### Description of the task
Give only the number of lines that contain the word "JSON".

** begin Materials provided **

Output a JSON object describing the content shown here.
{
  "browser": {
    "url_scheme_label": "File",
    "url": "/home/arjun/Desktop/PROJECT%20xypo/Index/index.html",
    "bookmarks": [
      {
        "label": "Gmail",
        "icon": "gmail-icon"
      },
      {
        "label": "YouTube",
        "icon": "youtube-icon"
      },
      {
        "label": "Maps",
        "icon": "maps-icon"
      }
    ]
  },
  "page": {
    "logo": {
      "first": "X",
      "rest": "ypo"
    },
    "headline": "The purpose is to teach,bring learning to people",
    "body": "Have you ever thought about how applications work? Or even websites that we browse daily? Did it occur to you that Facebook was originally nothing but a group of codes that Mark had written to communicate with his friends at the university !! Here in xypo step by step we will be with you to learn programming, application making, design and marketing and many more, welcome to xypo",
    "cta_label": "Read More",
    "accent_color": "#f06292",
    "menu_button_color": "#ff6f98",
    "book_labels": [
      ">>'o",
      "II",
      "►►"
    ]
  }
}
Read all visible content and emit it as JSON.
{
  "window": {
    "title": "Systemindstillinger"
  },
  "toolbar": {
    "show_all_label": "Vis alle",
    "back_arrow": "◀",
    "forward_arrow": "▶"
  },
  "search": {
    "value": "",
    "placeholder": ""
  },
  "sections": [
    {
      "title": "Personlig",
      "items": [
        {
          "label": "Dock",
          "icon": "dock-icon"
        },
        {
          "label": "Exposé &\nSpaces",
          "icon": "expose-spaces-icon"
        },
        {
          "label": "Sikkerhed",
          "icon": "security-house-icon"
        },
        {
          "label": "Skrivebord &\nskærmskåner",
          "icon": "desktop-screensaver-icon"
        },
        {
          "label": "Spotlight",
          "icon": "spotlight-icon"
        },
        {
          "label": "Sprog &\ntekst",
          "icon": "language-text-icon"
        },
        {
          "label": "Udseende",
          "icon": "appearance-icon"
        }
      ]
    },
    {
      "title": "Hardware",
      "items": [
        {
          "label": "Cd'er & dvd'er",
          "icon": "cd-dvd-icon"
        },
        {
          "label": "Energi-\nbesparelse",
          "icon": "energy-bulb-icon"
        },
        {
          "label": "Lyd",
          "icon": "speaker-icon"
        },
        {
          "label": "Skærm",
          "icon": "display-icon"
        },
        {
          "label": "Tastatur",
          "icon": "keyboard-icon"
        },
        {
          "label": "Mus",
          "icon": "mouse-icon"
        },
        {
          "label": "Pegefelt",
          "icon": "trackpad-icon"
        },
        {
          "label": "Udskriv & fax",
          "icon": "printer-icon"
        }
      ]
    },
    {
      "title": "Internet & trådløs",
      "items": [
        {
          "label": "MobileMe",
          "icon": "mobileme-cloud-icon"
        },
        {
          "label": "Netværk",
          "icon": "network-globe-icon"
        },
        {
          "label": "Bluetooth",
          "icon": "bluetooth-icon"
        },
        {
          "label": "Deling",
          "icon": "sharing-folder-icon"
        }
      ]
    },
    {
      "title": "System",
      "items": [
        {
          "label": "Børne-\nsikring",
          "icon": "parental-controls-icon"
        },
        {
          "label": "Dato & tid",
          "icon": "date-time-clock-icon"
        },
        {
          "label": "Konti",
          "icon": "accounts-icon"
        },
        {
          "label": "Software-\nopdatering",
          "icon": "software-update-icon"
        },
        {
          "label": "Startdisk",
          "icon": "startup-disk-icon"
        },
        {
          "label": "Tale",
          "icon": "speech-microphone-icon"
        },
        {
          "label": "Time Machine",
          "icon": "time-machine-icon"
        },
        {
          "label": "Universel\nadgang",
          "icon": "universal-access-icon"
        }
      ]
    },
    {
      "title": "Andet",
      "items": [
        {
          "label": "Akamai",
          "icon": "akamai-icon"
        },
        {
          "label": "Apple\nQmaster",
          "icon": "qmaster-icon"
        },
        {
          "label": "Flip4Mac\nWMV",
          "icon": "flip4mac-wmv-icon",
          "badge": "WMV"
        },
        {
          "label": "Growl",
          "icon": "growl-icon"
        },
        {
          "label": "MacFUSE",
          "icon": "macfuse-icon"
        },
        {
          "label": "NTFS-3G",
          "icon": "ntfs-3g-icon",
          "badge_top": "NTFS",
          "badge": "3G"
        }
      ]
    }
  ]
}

** end Materials provided **

### Answer
2